Data for processing:
— start —

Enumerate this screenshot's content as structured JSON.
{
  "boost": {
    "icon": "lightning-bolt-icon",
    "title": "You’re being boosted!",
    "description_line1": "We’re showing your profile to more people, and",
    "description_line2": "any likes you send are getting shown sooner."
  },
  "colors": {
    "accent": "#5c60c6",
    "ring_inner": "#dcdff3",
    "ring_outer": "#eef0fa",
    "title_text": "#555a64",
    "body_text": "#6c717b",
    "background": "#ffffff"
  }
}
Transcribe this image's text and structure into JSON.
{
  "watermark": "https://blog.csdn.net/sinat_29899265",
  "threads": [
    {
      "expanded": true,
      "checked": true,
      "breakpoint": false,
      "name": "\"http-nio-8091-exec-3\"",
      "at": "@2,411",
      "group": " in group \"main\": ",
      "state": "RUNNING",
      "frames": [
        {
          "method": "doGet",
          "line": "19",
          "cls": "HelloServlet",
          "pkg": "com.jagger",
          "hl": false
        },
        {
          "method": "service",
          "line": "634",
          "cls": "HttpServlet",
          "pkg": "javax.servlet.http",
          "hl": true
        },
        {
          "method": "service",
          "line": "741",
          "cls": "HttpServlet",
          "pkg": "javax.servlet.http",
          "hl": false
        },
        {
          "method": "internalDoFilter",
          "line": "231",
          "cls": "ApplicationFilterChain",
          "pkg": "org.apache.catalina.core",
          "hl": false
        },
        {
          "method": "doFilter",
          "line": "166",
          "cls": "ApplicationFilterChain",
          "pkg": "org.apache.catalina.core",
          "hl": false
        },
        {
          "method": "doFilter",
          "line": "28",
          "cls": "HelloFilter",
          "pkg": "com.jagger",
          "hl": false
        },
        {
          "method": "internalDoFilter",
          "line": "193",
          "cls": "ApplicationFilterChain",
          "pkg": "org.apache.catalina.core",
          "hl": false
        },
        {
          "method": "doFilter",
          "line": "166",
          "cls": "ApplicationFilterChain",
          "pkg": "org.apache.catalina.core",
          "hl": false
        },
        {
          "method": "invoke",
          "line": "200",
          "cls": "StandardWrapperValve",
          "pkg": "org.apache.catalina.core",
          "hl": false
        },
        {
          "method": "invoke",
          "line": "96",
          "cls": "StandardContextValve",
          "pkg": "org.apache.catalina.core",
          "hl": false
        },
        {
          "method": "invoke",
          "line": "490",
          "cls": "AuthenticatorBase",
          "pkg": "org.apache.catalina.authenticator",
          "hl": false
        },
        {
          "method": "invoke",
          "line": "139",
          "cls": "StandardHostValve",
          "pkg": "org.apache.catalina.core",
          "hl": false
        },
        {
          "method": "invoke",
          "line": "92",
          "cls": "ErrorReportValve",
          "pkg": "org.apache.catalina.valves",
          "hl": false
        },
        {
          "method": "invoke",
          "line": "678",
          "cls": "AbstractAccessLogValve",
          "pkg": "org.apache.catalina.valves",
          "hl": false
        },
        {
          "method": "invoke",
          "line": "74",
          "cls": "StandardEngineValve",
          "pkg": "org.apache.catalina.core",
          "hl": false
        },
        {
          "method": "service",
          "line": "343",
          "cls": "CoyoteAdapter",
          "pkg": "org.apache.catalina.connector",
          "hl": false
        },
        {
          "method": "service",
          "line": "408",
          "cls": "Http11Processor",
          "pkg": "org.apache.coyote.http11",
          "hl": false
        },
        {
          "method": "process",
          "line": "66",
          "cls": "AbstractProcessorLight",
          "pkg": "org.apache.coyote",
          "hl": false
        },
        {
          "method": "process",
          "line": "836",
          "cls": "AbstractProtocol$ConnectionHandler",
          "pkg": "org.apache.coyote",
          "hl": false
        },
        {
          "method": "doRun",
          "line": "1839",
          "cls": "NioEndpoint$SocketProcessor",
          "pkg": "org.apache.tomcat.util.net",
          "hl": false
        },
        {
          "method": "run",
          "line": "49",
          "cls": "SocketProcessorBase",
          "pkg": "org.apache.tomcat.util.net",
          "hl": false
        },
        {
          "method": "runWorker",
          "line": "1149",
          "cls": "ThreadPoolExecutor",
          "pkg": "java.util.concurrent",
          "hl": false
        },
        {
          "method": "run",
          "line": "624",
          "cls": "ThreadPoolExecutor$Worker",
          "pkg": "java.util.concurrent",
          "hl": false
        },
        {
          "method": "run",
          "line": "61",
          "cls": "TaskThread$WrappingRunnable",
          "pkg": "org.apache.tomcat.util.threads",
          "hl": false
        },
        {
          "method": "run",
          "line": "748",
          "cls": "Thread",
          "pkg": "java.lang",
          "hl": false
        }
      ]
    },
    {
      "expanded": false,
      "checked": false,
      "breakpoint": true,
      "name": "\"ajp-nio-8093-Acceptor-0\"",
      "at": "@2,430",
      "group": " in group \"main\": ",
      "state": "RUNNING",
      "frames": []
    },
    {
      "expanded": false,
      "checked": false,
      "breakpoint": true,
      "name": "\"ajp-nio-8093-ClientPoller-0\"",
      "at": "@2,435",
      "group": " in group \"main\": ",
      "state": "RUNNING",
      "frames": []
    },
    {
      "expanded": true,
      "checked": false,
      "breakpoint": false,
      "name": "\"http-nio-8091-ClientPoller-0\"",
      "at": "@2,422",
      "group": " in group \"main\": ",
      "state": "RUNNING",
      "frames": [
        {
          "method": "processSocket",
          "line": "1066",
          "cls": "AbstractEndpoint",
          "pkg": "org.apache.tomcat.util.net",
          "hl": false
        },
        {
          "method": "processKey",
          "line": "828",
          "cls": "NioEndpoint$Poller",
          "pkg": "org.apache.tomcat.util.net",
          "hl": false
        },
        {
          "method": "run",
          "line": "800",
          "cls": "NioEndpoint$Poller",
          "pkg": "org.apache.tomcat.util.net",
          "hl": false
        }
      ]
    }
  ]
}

— end —

Work instructions:
Every entry should be printed again exactly as it stands.

Response:
Enumerate this screenshot's content as structured JSON.
{
  "boost": {
    "icon": "lightning-bolt-icon",
    "title": "You’re being boosted!",
    "description_line1": "We’re showing your profile to more people, and",
    "description_line2": "any likes you send are getting shown sooner."
  },
  "colors": {
    "accent": "#5c60c6",
    "ring_inner": "#dcdff3",
    "ring_outer": "#eef0fa",
    "title_text": "#555a64",
    "body_text": "#6c717b",
    "background": "#ffffff"
  }
}
Transcribe this image's text and structure into JSON.
{
  "watermark": "https://blog.csdn.net/sinat_29899265",
  "threads": [
    {
      "expanded": true,
      "checked": true,
      "breakpoint": false,
      "name": "\"http-nio-8091-exec-3\"",
      "at": "@2,411",
      "group": " in group \"main\": ",
      "state": "RUNNING",
      "frames": [
        {
          "method": "doGet",
          "line": "19",
          "cls": "HelloServlet",
          "pkg": "com.jagger",
          "hl": false
        },
        {
          "method": "service",
          "line": "634",
          "cls": "HttpServlet",
          "pkg": "javax.servlet.http",
          "hl": true
        },
        {
          "method": "service",
          "line": "741",
          "cls": "HttpServlet",
          "pkg": "javax.servlet.http",
          "hl": false
        },
        {
          "method": "internalDoFilter",
          "line": "231",
          "cls": "ApplicationFilterChain",
          "pkg": "org.apache.catalina.core",
          "hl": false
        },
        {
          "method": "doFilter",
          "line": "166",
          "cls": "ApplicationFilterChain",
          "pkg": "org.apache.catalina.core",
          "hl": false
        },
        {
          "method": "doFilter",
          "line": "28",
          "cls": "HelloFilter",
          "pkg": "com.jagger",
          "hl": false
        },
        {
          "method": "internalDoFilter",
          "line": "193",
          "cls": "ApplicationFilterChain",
          "pkg": "org.apache.catalina.core",
          "hl": false
        },
        {
          "method": "doFilter",
          "line": "166",
          "cls": "ApplicationFilterChain",
          "pkg": "org.apache.catalina.core",
          "hl": false
        },
        {
          "method": "invoke",
          "line": "200",
          "cls": "StandardWrapperValve",
          "pkg": "org.apache.catalina.core",
          "hl": false
        },
        {
          "method": "invoke",
          "line": "96",
          "cls": "StandardContextValve",
          "pkg": "org.apache.catalina.core",
          "hl": false
        },
        {
          "method": "invoke",
          "line": "490",
          "cls": "AuthenticatorBase",
          "pkg": "org.apache.catalina.authenticator",
          "hl": false
        },
        {
          "method": "invoke",
          "line": "139",
          "cls": "StandardHostValve",
          "pkg": "org.apache.catalina.core",
          "hl": false
        },
        {
          "method": "invoke",
          "line": "92",
          "cls": "ErrorReportValve",
          "pkg": "org.apache.catalina.valves",
          "hl": false
        },
        {
          "method": "invoke",
          "line": "678",
          "cls": "AbstractAccessLogValve",
          "pkg": "org.apache.catalina.valves",
          "hl": false
        },
        {
          "method": "invoke",
          "line": "74",
          "cls": "StandardEngineValve",
          "pkg": "org.apache.catalina.core",
          "hl": false
        },
        {
          "method": "service",
          "line": "343",
          "cls": "CoyoteAdapter",
          "pkg": "org.apache.catalina.connector",
          "hl": false
        },
        {
          "method": "service",
          "line": "408",
          "cls": "Http11Processor",
          "pkg": "org.apache.coyote.http11",
          "hl": false
        },
        {
          "method": "process",
          "line": "66",
          "cls": "AbstractProcessorLight",
          "pkg": "org.apache.coyote",
          "hl": false
        },
        {
          "method": "process",
          "line": "836",
          "cls": "AbstractProtocol$ConnectionHandler",
          "pkg": "org.apache.coyote",
          "hl": false
        },
        {
          "method": "doRun",
          "line": "1839",
          "cls": "NioEndpoint$SocketProcessor",
          "pkg": "org.apache.tomcat.util.net",
          "hl": false
        },
        {
          "method": "run",
          "line": "49",
          "cls": "SocketProcessorBase",
          "pkg": "org.apache.tomcat.util.net",
          "hl": false
        },
        {
          "method": "runWorker",
          "line": "1149",
          "cls": "ThreadPoolExecutor",
          "pkg": "java.util.concurrent",
          "hl": false
        },
        {
          "method": "run",
          "line": "624",
          "cls": "ThreadPoolExecutor$Worker",
          "pkg": "java.util.concurrent",
          "hl": false
        },
        {
          "method": "run",
          "line": "61",
          "cls": "TaskThread$WrappingRunnable",
          "pkg": "org.apache.tomcat.util.threads",
          "hl": false
        },
        {
          "method": "run",
          "line": "748",
          "cls": "Thread",
          "pkg": "java.lang",
          "hl": false
        }
      ]
    },
    {
      "expanded": false,
      "checked": false,
      "breakpoint": true,
      "name": "\"ajp-nio-8093-Acceptor-0\"",
      "at": "@2,430",
      "group": " in group \"main\": ",
      "state": "RUNNING",
      "frames": []
    },
    {
      "expanded": false,
      "checked": false,
      "breakpoint": true,
      "name": "\"ajp-nio-8093-ClientPoller-0\"",
      "at": "@2,435",
      "group": " in group \"main\": ",
      "state": "RUNNING",
      "frames": []
    },
    {
      "expanded": true,
      "checked": false,
      "breakpoint": false,
      "name": "\"http-nio-8091-ClientPoller-0\"",
      "at": "@2,422",
      "group": " in group \"main\": ",
      "state": "RUNNING",
      "frames": [
        {
          "method": "processSocket",
          "line": "1066",
          "cls": "AbstractEndpoint",
          "pkg": "org.apache.tomcat.util.net",
          "hl": false
        },
        {
          "method": "processKey",
          "line": "828",
          "cls": "NioEndpoint$Poller",
          "pkg": "org.apache.tomcat.util.net",
          "hl": false
        },
        {
          "method": "run",
          "line": "800",
          "cls": "NioEndpoint$Poller",
          "pkg": "org.apache.tomcat.util.net",
          "hl": false
        }
      ]
    }
  ]
}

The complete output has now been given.